PROMPT —
Lines holding the string "document" are the ones to copy from this listing.

Dataset rows
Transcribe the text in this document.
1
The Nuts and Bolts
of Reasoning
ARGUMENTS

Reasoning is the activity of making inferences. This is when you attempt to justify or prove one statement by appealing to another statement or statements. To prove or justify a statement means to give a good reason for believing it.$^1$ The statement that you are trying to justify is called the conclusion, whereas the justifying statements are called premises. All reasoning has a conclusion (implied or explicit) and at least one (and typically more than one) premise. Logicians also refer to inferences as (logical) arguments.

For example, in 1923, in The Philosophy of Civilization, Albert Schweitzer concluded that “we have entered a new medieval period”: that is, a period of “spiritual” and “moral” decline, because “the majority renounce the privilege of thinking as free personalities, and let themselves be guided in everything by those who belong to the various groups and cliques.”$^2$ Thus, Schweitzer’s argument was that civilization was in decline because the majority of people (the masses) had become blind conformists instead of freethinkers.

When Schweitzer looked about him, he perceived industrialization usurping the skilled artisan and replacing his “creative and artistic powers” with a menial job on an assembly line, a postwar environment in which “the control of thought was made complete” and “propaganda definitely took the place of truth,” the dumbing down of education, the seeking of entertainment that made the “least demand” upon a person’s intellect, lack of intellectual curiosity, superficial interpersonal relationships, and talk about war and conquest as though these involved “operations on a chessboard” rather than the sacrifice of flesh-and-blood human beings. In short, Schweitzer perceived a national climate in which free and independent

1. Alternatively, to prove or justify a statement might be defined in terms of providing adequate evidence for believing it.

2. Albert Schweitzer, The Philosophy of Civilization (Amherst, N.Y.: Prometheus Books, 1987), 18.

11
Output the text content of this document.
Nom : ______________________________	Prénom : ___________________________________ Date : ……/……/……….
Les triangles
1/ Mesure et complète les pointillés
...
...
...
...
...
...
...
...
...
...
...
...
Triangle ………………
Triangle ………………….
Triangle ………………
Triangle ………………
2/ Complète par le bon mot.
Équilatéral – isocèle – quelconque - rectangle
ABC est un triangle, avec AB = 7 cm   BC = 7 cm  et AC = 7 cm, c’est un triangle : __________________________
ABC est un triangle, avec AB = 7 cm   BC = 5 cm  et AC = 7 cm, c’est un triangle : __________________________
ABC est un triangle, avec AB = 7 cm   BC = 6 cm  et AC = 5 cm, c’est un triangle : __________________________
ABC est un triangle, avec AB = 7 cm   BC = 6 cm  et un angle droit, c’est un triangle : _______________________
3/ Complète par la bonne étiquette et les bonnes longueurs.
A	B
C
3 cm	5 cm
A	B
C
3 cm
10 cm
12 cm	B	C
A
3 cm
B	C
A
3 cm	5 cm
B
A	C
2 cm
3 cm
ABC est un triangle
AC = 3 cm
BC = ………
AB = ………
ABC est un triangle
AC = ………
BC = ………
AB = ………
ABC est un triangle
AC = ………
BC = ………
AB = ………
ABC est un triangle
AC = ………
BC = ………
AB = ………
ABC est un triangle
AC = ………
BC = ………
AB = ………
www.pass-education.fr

EXPECTED OUTPUT —
Transcribe the text in this document.
Output the text content of this document.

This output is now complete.